▶ TO BE DONE
Output the full listing below exactly, without the pictures.

## Start PROVIDED MATERIAL

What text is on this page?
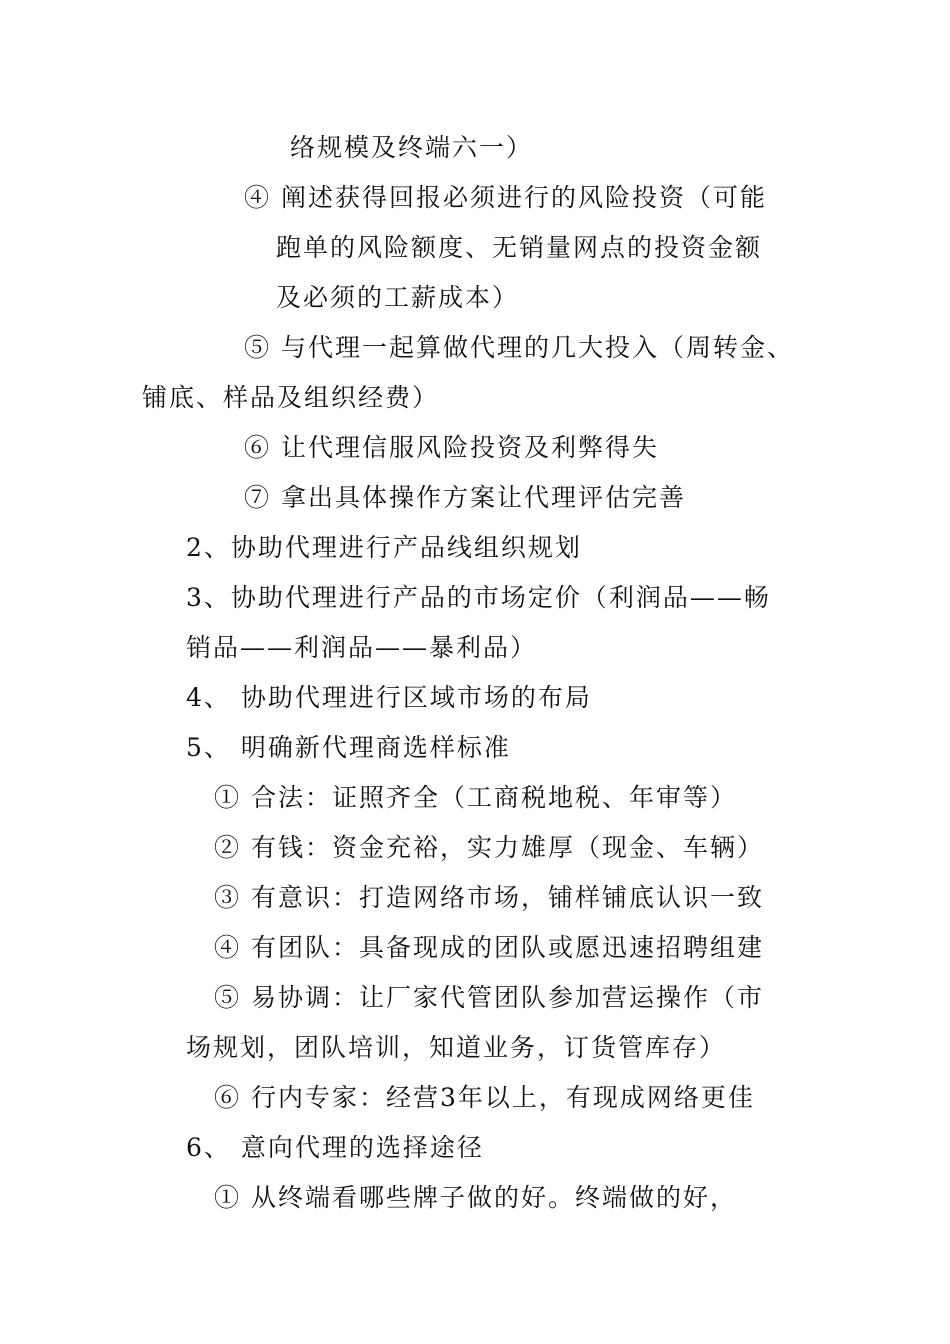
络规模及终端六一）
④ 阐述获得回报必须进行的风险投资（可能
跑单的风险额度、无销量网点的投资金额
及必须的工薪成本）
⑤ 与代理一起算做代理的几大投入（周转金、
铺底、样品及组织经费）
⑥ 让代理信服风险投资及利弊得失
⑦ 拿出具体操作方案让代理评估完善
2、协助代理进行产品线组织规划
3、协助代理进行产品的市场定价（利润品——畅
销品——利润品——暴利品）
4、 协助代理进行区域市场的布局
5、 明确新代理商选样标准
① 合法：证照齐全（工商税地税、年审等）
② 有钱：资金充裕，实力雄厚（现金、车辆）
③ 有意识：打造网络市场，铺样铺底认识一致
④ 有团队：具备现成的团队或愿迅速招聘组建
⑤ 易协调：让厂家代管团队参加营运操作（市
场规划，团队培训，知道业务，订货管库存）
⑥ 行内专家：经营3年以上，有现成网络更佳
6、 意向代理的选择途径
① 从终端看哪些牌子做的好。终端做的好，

## End PROVIDED MATERIAL

▶ THE REPLY
What text is on this page?
络规模及终端六一）
④ 阐述获得回报必须进行的风险投资（可能
跑单的风险额度、无销量网点的投资金额
及必须的工薪成本）
⑤ 与代理一起算做代理的几大投入（周转金、
铺底、样品及组织经费）
⑥ 让代理信服风险投资及利弊得失
⑦ 拿出具体操作方案让代理评估完善
2、协助代理进行产品线组织规划
3、协助代理进行产品的市场定价（利润品——畅
销品——利润品——暴利品）
4、 协助代理进行区域市场的布局
5、 明确新代理商选样标准
① 合法：证照齐全（工商税地税、年审等）
② 有钱：资金充裕，实力雄厚（现金、车辆）
③ 有意识：打造网络市场，铺样铺底认识一致
④ 有团队：具备现成的团队或愿迅速招聘组建
⑤ 易协调：让厂家代管团队参加营运操作（市
场规划，团队培训，知道业务，订货管库存）
⑥ 行内专家：经营3年以上，有现成网络更佳
6、 意向代理的选择途径
① 从终端看哪些牌子做的好。终端做的好，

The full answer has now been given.